* DOCUMENT SECTION
****************************************
Or it`s just for particular ASICs on 9k?
The EVPN Multi-Site feature is based on innovation we brought into the Cisco CloudScale ASIC that is part of the Cisco Nexus 9000 Series of Switches.
We are evaluating the applicability of the EVPN Multi-Site feature against other platforms like the Cisco Nexus 7000/7700 with M3-based line-cards. Today, we already have “VXLAN BGP EVPN to OTV Interoperability” available as part of NX-OS 8.2 (https://www.cisco.com/c/en/us/td/docs/switches/datacenter/nexus7000/sw/vxlan/config/cisco_nexus7000_vxlan_config_guide_8x/cisco_nexus7000_vxlan_config_guide_8x_chapter_01001.html), which means Layer-2 technology stitching capability is possible. Layer-2 stitching capability will not be present on the Cisco Nexus 7000/7700 F3-based line-cards.
****************************************
* MATERIAL PROVIDED
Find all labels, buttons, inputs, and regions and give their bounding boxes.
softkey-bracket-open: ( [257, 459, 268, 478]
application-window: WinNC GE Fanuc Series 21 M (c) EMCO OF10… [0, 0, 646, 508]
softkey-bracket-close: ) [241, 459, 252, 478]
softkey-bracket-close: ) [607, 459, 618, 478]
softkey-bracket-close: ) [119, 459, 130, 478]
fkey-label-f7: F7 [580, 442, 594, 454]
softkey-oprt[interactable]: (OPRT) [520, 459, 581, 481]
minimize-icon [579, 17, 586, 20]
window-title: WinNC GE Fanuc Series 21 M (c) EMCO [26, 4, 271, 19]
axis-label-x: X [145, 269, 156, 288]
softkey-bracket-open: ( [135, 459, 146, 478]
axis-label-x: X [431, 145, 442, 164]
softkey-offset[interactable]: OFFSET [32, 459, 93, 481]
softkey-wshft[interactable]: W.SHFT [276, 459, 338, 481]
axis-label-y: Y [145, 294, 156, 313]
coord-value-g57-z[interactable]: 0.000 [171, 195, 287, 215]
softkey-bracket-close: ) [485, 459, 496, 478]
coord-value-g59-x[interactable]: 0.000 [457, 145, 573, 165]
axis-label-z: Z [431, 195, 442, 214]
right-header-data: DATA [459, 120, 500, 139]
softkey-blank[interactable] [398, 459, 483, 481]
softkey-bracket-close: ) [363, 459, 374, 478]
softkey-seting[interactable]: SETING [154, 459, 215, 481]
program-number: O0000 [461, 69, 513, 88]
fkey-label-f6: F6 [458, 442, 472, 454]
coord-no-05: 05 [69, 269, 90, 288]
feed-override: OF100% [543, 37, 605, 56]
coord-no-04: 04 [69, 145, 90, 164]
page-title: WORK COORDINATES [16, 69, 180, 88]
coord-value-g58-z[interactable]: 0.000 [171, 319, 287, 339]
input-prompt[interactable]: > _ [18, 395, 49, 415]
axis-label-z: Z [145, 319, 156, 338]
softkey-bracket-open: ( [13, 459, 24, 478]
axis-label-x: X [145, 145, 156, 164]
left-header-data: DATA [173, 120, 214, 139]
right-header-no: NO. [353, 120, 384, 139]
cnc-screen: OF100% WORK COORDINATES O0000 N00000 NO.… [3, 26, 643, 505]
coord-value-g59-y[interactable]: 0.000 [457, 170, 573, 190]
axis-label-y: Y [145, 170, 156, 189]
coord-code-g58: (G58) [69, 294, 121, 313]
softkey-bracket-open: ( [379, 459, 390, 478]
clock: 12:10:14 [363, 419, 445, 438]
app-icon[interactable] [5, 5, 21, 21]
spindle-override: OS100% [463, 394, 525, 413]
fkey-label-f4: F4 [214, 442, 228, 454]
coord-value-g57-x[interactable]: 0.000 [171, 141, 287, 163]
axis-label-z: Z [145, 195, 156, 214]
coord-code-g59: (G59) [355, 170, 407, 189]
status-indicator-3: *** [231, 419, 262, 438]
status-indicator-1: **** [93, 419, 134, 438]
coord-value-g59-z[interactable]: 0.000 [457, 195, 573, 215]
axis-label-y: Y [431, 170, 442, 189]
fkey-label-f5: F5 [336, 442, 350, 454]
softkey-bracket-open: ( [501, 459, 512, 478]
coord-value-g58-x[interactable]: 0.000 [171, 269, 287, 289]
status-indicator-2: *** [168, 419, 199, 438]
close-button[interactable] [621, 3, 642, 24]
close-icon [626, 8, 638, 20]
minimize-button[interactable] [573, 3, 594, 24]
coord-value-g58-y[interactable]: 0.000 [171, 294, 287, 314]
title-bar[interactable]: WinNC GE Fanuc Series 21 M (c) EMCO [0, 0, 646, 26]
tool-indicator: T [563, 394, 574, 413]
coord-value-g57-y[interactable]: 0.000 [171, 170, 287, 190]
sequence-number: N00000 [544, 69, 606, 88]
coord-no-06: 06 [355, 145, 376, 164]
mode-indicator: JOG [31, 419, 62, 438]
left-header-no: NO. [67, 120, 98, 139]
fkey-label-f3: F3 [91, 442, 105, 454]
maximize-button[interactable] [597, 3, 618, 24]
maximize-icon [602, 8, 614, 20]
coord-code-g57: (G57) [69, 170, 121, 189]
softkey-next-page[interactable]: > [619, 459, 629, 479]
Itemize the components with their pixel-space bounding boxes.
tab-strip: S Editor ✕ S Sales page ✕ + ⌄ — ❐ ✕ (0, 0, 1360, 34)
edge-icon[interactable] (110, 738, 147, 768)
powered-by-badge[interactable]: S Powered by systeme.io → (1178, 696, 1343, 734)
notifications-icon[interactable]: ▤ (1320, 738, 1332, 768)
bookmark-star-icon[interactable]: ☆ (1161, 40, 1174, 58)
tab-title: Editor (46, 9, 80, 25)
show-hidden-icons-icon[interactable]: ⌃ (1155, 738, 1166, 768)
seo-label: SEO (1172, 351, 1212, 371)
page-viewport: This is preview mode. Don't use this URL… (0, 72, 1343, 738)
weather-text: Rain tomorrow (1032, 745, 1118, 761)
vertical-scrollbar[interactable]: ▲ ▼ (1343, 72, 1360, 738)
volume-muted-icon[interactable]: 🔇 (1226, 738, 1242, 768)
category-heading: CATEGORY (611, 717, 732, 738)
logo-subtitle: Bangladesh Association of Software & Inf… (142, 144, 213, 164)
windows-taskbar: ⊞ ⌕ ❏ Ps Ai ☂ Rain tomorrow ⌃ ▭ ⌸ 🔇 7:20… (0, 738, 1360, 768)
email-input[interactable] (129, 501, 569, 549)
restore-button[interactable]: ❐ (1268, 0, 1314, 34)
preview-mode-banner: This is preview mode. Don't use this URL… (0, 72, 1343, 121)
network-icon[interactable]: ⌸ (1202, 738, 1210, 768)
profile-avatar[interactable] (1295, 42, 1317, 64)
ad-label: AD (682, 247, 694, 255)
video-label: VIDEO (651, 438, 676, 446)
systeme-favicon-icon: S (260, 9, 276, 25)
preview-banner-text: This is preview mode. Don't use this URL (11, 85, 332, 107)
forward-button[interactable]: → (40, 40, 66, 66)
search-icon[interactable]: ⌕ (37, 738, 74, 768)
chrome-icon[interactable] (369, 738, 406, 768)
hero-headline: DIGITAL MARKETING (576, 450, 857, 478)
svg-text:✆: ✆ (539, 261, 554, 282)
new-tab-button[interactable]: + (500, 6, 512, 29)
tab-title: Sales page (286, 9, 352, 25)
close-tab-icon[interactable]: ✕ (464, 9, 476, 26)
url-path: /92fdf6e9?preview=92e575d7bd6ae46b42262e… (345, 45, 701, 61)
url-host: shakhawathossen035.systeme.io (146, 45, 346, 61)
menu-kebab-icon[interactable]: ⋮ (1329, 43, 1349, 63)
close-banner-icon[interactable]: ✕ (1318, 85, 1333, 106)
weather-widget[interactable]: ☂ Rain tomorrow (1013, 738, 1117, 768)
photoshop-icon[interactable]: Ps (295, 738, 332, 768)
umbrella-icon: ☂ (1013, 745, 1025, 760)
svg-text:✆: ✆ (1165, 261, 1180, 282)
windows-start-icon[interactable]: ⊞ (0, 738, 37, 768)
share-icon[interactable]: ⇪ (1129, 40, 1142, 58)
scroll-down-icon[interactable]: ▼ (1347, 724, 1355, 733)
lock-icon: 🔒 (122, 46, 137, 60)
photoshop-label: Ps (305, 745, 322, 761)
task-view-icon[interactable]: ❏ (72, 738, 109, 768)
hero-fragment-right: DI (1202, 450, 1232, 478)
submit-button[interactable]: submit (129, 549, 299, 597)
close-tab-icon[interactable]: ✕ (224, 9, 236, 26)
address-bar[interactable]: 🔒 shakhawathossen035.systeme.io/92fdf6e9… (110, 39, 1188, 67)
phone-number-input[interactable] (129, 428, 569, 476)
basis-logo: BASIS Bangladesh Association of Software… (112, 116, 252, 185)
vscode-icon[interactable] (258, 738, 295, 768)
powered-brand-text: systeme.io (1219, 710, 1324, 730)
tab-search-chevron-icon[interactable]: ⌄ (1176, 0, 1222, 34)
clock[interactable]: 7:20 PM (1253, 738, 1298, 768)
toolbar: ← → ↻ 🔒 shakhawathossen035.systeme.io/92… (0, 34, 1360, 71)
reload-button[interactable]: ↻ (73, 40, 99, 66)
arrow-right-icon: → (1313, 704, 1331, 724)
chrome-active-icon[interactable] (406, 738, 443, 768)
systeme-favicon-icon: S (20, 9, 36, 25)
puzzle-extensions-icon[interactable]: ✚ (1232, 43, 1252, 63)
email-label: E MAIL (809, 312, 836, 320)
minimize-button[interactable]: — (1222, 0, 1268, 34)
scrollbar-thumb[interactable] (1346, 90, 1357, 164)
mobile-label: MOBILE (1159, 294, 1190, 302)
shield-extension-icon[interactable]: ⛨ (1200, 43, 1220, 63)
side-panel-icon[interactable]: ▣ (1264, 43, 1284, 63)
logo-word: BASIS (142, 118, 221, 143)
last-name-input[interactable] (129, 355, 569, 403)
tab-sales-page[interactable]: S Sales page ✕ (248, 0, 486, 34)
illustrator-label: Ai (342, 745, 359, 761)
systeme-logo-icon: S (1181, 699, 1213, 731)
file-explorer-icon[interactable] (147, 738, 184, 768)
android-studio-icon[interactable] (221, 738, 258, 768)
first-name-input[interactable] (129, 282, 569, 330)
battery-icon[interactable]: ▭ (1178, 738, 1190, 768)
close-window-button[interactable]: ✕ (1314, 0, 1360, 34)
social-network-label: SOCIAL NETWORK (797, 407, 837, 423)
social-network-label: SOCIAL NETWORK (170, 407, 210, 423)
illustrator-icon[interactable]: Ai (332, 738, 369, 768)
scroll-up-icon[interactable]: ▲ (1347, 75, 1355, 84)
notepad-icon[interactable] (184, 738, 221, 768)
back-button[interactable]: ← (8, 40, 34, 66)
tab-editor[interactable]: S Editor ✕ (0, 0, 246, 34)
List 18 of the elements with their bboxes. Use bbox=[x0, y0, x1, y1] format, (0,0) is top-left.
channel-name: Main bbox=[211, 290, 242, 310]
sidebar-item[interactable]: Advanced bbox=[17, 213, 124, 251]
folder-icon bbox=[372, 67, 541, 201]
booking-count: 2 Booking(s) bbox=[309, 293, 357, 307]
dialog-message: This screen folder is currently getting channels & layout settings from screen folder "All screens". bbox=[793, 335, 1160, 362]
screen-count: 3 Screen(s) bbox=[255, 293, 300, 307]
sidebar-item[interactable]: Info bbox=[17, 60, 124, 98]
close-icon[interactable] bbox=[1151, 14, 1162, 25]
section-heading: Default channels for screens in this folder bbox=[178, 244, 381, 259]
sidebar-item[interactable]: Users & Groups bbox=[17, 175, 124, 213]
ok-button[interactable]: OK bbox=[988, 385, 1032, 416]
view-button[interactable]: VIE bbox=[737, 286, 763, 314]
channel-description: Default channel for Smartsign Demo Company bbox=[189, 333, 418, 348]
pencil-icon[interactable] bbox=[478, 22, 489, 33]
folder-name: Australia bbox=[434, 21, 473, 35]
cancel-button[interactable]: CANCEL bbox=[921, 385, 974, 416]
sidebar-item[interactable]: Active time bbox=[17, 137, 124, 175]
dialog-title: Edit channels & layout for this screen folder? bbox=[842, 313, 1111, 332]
****************************************
* GIVEN EXERCISE 1
Answer these questions about the EVPN Multi-Site passage:
(a) The EVPN Multi-Site feature is based on innovation in which ASIC?
(b) Which NX-OS release includes "VXLAN BGP EVPN to OTV Interoperability"?
(c) On which line-cards will Layer-2 stitching capability not be present?
* GIVEN EXERCISE 2
Print the records verbatim from their first line up to and including the line with "softkey-bracket-close: ) [241, 459, 252, 478]".
The text and the records have no connection to each other.

* EXPECTED ANSWER 1
(a) The Cisco CloudScale ASIC, part of the Cisco Nexus 9000 Series of Switches.
(b) NX-OS 8.2.
(c) The Cisco Nexus 7000/7700 F3-based line-cards.

* EXPECTED ANSWER 2
Find all labels, buttons, inputs, and regions and give their bounding boxes.
softkey-bracket-open: ( [257, 459, 268, 478]
application-window: WinNC GE Fanuc Series 21 M (c) EMCO OF10… [0, 0, 646, 508]
softkey-bracket-close: ) [241, 459, 252, 478]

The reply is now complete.